**INSTRUCTION**
Without the pictures, set down the records below word for word.

**DATA SUPPLIED**
■ ■ ■ ■ ■ ■ ■

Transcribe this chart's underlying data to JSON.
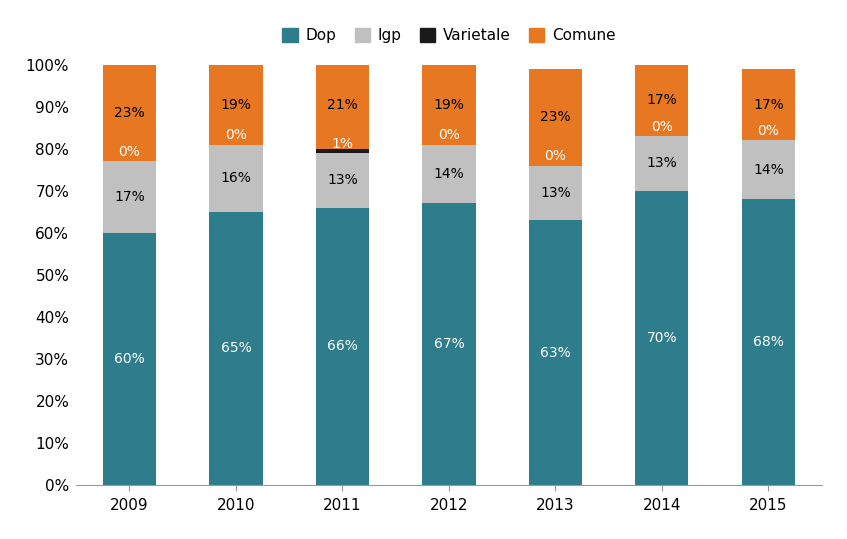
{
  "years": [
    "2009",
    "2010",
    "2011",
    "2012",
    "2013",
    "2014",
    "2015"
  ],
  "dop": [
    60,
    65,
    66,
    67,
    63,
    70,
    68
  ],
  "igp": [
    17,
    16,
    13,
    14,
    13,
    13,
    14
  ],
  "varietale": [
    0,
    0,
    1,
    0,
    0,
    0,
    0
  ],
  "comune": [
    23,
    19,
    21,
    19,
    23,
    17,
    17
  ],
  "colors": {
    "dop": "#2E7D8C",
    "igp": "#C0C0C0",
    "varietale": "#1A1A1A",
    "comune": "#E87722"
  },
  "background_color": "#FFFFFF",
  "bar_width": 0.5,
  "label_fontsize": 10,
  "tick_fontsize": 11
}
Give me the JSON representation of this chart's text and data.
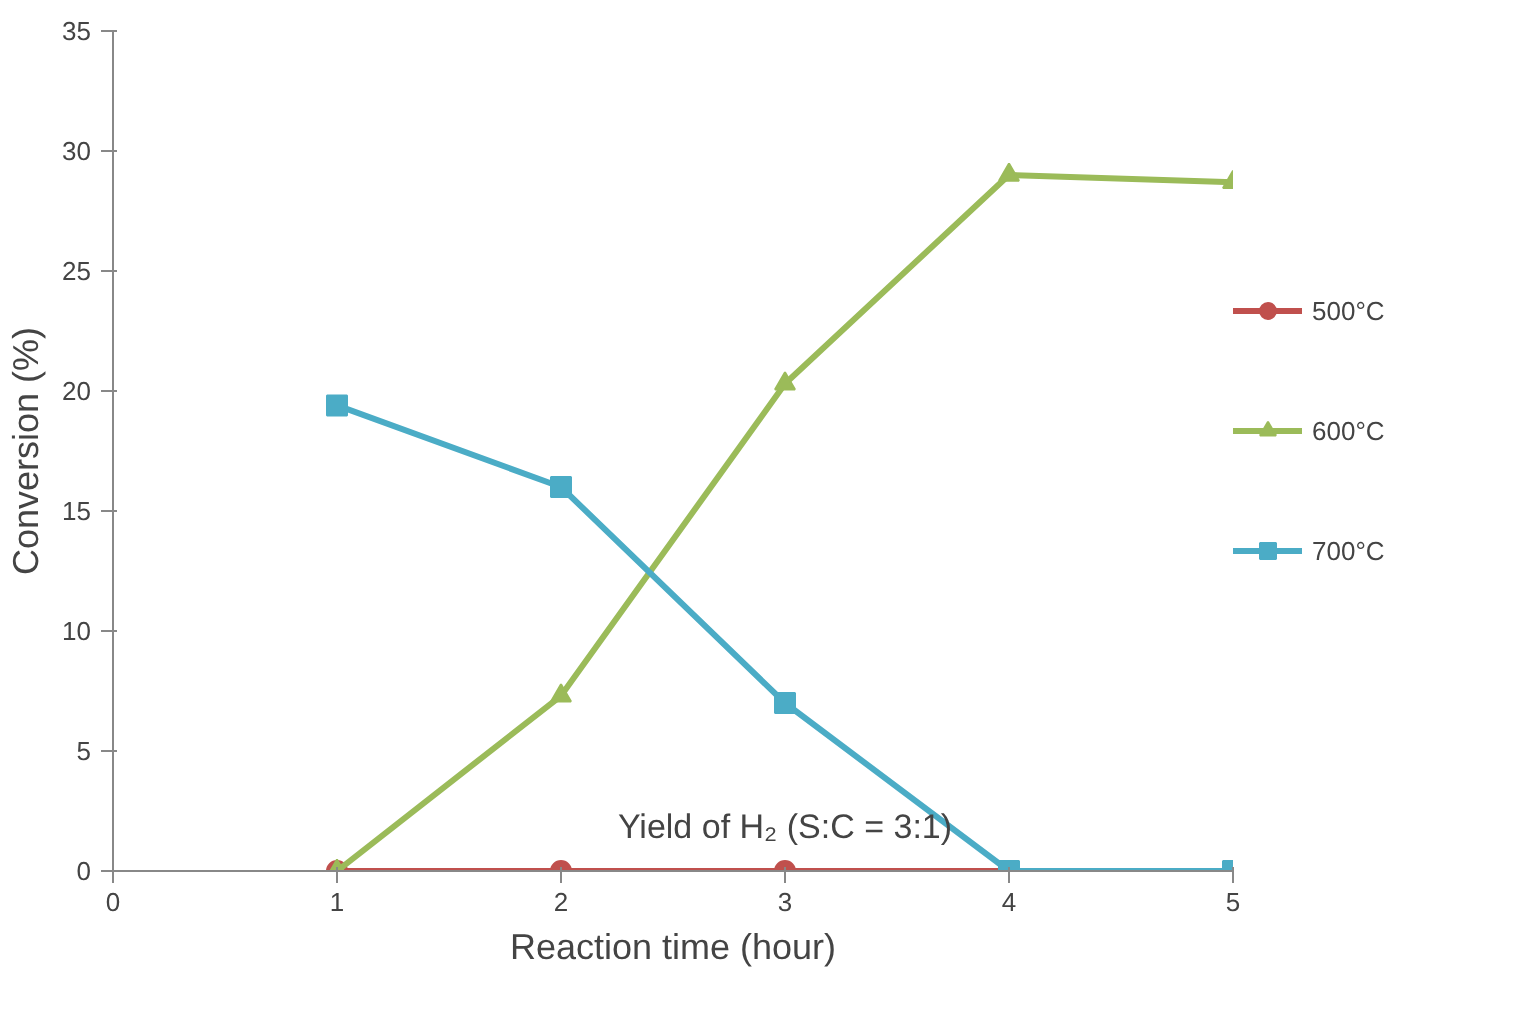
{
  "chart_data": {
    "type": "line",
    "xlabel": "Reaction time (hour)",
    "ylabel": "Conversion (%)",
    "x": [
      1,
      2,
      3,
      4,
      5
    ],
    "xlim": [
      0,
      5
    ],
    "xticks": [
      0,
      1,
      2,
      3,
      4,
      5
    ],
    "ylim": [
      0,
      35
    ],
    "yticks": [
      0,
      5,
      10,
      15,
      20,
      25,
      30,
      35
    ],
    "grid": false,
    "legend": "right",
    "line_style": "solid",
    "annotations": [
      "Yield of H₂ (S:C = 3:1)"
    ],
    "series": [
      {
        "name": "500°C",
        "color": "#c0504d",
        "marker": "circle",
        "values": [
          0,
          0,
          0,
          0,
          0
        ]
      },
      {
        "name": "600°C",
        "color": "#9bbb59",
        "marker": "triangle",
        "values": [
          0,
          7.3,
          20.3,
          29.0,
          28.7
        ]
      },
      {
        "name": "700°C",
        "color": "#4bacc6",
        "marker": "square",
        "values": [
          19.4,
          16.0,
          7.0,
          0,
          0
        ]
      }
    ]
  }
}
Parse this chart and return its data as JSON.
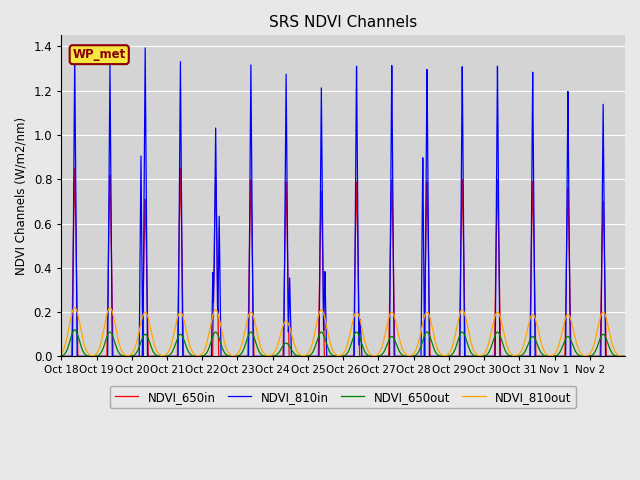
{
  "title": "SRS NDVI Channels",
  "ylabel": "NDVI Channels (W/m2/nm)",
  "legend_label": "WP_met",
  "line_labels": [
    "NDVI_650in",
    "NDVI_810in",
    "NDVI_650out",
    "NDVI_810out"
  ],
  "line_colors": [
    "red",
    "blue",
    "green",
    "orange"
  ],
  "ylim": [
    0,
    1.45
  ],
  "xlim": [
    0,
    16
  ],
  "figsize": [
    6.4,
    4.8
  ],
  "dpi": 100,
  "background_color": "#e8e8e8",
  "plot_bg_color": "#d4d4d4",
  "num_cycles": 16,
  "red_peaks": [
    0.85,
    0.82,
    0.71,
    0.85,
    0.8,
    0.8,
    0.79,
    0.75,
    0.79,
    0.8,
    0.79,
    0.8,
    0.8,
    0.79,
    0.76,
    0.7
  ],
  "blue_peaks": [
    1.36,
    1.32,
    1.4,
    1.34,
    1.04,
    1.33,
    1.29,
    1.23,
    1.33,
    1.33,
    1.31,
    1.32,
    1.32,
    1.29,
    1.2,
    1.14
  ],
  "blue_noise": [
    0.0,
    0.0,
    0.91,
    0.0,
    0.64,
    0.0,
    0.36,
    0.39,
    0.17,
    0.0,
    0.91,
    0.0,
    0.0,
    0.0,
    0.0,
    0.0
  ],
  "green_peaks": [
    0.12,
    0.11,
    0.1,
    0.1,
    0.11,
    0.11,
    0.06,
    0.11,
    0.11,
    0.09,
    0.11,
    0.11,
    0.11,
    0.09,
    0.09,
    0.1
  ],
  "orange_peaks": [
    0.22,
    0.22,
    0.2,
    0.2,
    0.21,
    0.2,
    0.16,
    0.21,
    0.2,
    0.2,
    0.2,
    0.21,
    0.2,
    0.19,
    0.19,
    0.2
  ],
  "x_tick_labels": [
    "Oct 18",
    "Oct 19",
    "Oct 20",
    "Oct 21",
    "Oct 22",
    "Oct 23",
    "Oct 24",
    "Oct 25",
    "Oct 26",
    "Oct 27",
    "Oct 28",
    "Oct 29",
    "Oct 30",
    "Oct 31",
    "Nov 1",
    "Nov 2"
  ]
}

■ ■ ■ ■ ■ ■ ■

**TASK RESPONSE**
Transcribe this chart's underlying data to JSON.
{
  "years": [
    "2009",
    "2010",
    "2011",
    "2012",
    "2013",
    "2014",
    "2015"
  ],
  "dop": [
    60,
    65,
    66,
    67,
    63,
    70,
    68
  ],
  "igp": [
    17,
    16,
    13,
    14,
    13,
    13,
    14
  ],
  "varietale": [
    0,
    0,
    1,
    0,
    0,
    0,
    0
  ],
  "comune": [
    23,
    19,
    21,
    19,
    23,
    17,
    17
  ],
  "colors": {
    "dop": "#2E7D8C",
    "igp": "#C0C0C0",
    "varietale": "#1A1A1A",
    "comune": "#E87722"
  },
  "background_color": "#FFFFFF",
  "bar_width": 0.5,
  "label_fontsize": 10,
  "tick_fontsize": 11
}
Give me the JSON representation of this chart's text and data.
{
  "chart_data": {
    "type": "line",
    "xlabel": "Reaction time (hour)",
    "ylabel": "Conversion (%)",
    "x": [
      1,
      2,
      3,
      4,
      5
    ],
    "xlim": [
      0,
      5
    ],
    "xticks": [
      0,
      1,
      2,
      3,
      4,
      5
    ],
    "ylim": [
      0,
      35
    ],
    "yticks": [
      0,
      5,
      10,
      15,
      20,
      25,
      30,
      35
    ],
    "grid": false,
    "legend": "right",
    "line_style": "solid",
    "annotations": [
      "Yield of H₂ (S:C = 3:1)"
    ],
    "series": [
      {
        "name": "500°C",
        "color": "#c0504d",
        "marker": "circle",
        "values": [
          0,
          0,
          0,
          0,
          0
        ]
      },
      {
        "name": "600°C",
        "color": "#9bbb59",
        "marker": "triangle",
        "values": [
          0,
          7.3,
          20.3,
          29.0,
          28.7
        ]
      },
      {
        "name": "700°C",
        "color": "#4bacc6",
        "marker": "square",
        "values": [
          19.4,
          16.0,
          7.0,
          0,
          0
        ]
      }
    ]
  }
}
Parse this chart and return its data as JSON.
{
  "title": "SRS NDVI Channels",
  "ylabel": "NDVI Channels (W/m2/nm)",
  "legend_label": "WP_met",
  "line_labels": [
    "NDVI_650in",
    "NDVI_810in",
    "NDVI_650out",
    "NDVI_810out"
  ],
  "line_colors": [
    "red",
    "blue",
    "green",
    "orange"
  ],
  "ylim": [
    0,
    1.45
  ],
  "xlim": [
    0,
    16
  ],
  "figsize": [
    6.4,
    4.8
  ],
  "dpi": 100,
  "background_color": "#e8e8e8",
  "plot_bg_color": "#d4d4d4",
  "num_cycles": 16,
  "red_peaks": [
    0.85,
    0.82,
    0.71,
    0.85,
    0.8,
    0.8,
    0.79,
    0.75,
    0.79,
    0.8,
    0.79,
    0.8,
    0.8,
    0.79,
    0.76,
    0.7
  ],
  "blue_peaks": [
    1.36,
    1.32,
    1.4,
    1.34,
    1.04,
    1.33,
    1.29,
    1.23,
    1.33,
    1.33,
    1.31,
    1.32,
    1.32,
    1.29,
    1.2,
    1.14
  ],
  "blue_noise": [
    0.0,
    0.0,
    0.91,
    0.0,
    0.64,
    0.0,
    0.36,
    0.39,
    0.17,
    0.0,
    0.91,
    0.0,
    0.0,
    0.0,
    0.0,
    0.0
  ],
  "green_peaks": [
    0.12,
    0.11,
    0.1,
    0.1,
    0.11,
    0.11,
    0.06,
    0.11,
    0.11,
    0.09,
    0.11,
    0.11,
    0.11,
    0.09,
    0.09,
    0.1
  ],
  "orange_peaks": [
    0.22,
    0.22,
    0.2,
    0.2,
    0.21,
    0.2,
    0.16,
    0.21,
    0.2,
    0.2,
    0.2,
    0.21,
    0.2,
    0.19,
    0.19,
    0.2
  ],
  "x_tick_labels": [
    "Oct 18",
    "Oct 19",
    "Oct 20",
    "Oct 21",
    "Oct 22",
    "Oct 23",
    "Oct 24",
    "Oct 25",
    "Oct 26",
    "Oct 27",
    "Oct 28",
    "Oct 29",
    "Oct 30",
    "Oct 31",
    "Nov 1",
    "Nov 2"
  ]
}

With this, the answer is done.